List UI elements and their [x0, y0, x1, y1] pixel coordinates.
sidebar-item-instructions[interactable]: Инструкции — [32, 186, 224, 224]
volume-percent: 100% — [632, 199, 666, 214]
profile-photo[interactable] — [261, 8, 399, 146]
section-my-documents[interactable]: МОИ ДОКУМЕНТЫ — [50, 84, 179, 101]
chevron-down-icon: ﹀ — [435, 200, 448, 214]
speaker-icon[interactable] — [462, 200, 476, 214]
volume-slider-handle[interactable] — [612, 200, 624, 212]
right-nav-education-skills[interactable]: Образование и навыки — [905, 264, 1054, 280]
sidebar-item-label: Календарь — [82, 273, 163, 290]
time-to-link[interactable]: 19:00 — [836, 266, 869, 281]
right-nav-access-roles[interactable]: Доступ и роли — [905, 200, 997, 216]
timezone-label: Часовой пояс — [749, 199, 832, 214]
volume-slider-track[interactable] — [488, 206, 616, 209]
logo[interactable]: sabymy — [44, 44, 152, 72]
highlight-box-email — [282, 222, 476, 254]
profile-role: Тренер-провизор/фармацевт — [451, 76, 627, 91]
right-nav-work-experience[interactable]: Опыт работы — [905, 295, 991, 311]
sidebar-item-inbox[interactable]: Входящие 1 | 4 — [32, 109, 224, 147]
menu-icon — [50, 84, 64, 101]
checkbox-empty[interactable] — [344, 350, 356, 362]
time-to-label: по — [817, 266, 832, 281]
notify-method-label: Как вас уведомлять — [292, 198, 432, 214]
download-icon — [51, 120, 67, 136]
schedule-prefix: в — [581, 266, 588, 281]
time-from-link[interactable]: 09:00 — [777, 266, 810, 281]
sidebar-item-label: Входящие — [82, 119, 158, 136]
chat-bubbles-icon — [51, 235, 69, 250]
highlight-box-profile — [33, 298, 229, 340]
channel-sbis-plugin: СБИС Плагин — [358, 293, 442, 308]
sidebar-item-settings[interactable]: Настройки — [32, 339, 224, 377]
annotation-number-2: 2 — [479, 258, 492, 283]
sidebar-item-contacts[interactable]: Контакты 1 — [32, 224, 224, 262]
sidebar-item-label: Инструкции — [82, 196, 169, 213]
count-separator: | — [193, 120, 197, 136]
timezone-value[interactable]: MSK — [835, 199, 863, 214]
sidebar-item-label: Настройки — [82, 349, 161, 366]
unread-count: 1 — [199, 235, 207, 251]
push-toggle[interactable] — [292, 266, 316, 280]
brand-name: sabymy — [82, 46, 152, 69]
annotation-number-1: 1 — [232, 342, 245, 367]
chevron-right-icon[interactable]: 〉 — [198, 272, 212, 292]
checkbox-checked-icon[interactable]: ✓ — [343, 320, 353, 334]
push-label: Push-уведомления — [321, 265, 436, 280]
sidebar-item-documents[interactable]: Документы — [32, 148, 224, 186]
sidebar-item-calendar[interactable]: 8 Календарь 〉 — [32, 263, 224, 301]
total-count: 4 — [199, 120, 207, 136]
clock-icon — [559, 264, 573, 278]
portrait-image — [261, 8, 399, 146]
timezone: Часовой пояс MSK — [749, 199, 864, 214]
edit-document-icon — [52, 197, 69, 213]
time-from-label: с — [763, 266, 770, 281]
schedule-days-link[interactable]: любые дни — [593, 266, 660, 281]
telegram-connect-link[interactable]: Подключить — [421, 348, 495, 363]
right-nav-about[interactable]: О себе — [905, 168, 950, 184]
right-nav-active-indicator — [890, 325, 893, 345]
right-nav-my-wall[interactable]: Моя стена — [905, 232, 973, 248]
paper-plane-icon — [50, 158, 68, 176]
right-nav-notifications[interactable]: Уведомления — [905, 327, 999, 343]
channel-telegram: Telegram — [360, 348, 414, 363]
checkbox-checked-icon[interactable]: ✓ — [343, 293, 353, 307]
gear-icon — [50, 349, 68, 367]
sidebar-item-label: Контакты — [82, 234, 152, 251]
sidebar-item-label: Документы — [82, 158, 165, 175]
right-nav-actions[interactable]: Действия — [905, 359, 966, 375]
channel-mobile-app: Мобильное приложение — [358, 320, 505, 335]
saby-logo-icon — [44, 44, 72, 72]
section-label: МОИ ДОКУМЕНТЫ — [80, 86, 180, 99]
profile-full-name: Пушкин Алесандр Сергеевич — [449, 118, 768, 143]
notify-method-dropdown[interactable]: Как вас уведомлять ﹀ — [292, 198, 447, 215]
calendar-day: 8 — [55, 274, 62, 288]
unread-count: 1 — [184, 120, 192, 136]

——————————

OBJETIVO
¿Puedes devolver todas las líneas de los datos sin cambiar ni un carácter?

RESPUESTA
List UI elements and their [x0, y0, x1, y1] pixel coordinates.
sidebar-item-instructions[interactable]: Инструкции — [32, 186, 224, 224]
volume-percent: 100% — [632, 199, 666, 214]
profile-photo[interactable] — [261, 8, 399, 146]
section-my-documents[interactable]: МОИ ДОКУМЕНТЫ — [50, 84, 179, 101]
chevron-down-icon: ﹀ — [435, 200, 448, 214]
speaker-icon[interactable] — [462, 200, 476, 214]
volume-slider-handle[interactable] — [612, 200, 624, 212]
right-nav-education-skills[interactable]: Образование и навыки — [905, 264, 1054, 280]
sidebar-item-label: Календарь — [82, 273, 163, 290]
time-to-link[interactable]: 19:00 — [836, 266, 869, 281]
right-nav-access-roles[interactable]: Доступ и роли — [905, 200, 997, 216]
timezone-label: Часовой пояс — [749, 199, 832, 214]
volume-slider-track[interactable] — [488, 206, 616, 209]
logo[interactable]: sabymy — [44, 44, 152, 72]
highlight-box-email — [282, 222, 476, 254]
profile-role: Тренер-провизор/фармацевт — [451, 76, 627, 91]
right-nav-work-experience[interactable]: Опыт работы — [905, 295, 991, 311]
sidebar-item-inbox[interactable]: Входящие 1 | 4 — [32, 109, 224, 147]
menu-icon — [50, 84, 64, 101]
checkbox-empty[interactable] — [344, 350, 356, 362]
time-to-label: по — [817, 266, 832, 281]
notify-method-label: Как вас уведомлять — [292, 198, 432, 214]
download-icon — [51, 120, 67, 136]
schedule-prefix: в — [581, 266, 588, 281]
time-from-link[interactable]: 09:00 — [777, 266, 810, 281]
sidebar-item-label: Входящие — [82, 119, 158, 136]
chat-bubbles-icon — [51, 235, 69, 250]
highlight-box-profile — [33, 298, 229, 340]
channel-sbis-plugin: СБИС Плагин — [358, 293, 442, 308]
sidebar-item-settings[interactable]: Настройки — [32, 339, 224, 377]
annotation-number-2: 2 — [479, 258, 492, 283]
sidebar-item-contacts[interactable]: Контакты 1 — [32, 224, 224, 262]
sidebar-item-label: Инструкции — [82, 196, 169, 213]
count-separator: | — [193, 120, 197, 136]
timezone-value[interactable]: MSK — [835, 199, 863, 214]
sidebar-item-label: Настройки — [82, 349, 161, 366]
unread-count: 1 — [199, 235, 207, 251]
push-toggle[interactable] — [292, 266, 316, 280]
brand-name: sabymy — [82, 46, 152, 69]
annotation-number-1: 1 — [232, 342, 245, 367]
chevron-right-icon[interactable]: 〉 — [198, 272, 212, 292]
checkbox-checked-icon[interactable]: ✓ — [343, 320, 353, 334]
push-label: Push-уведомления — [321, 265, 436, 280]
sidebar-item-documents[interactable]: Документы — [32, 148, 224, 186]
sidebar-item-calendar[interactable]: 8 Календарь 〉 — [32, 263, 224, 301]
total-count: 4 — [199, 120, 207, 136]
clock-icon — [559, 264, 573, 278]
portrait-image — [261, 8, 399, 146]
timezone: Часовой пояс MSK — [749, 199, 864, 214]
edit-document-icon — [52, 197, 69, 213]
time-from-label: с — [763, 266, 770, 281]
schedule-days-link[interactable]: любые дни — [593, 266, 660, 281]
telegram-connect-link[interactable]: Подключить — [421, 348, 495, 363]
right-nav-about[interactable]: О себе — [905, 168, 950, 184]
right-nav-active-indicator — [890, 325, 893, 345]
right-nav-my-wall[interactable]: Моя стена — [905, 232, 973, 248]
paper-plane-icon — [50, 158, 68, 176]
right-nav-notifications[interactable]: Уведомления — [905, 327, 999, 343]
channel-telegram: Telegram — [360, 348, 414, 363]
checkbox-checked-icon[interactable]: ✓ — [343, 293, 353, 307]
gear-icon — [50, 349, 68, 367]
sidebar-item-label: Контакты — [82, 234, 152, 251]
sidebar-item-label: Документы — [82, 158, 165, 175]
right-nav-actions[interactable]: Действия — [905, 359, 966, 375]
channel-mobile-app: Мобильное приложение — [358, 320, 505, 335]
saby-logo-icon — [44, 44, 72, 72]
section-label: МОИ ДОКУМЕНТЫ — [80, 86, 180, 99]
profile-full-name: Пушкин Алесандр Сергеевич — [449, 118, 768, 143]
notify-method-dropdown[interactable]: Как вас уведомлять ﹀ — [292, 198, 447, 215]
calendar-day: 8 — [55, 274, 62, 288]
unread-count: 1 — [184, 120, 192, 136]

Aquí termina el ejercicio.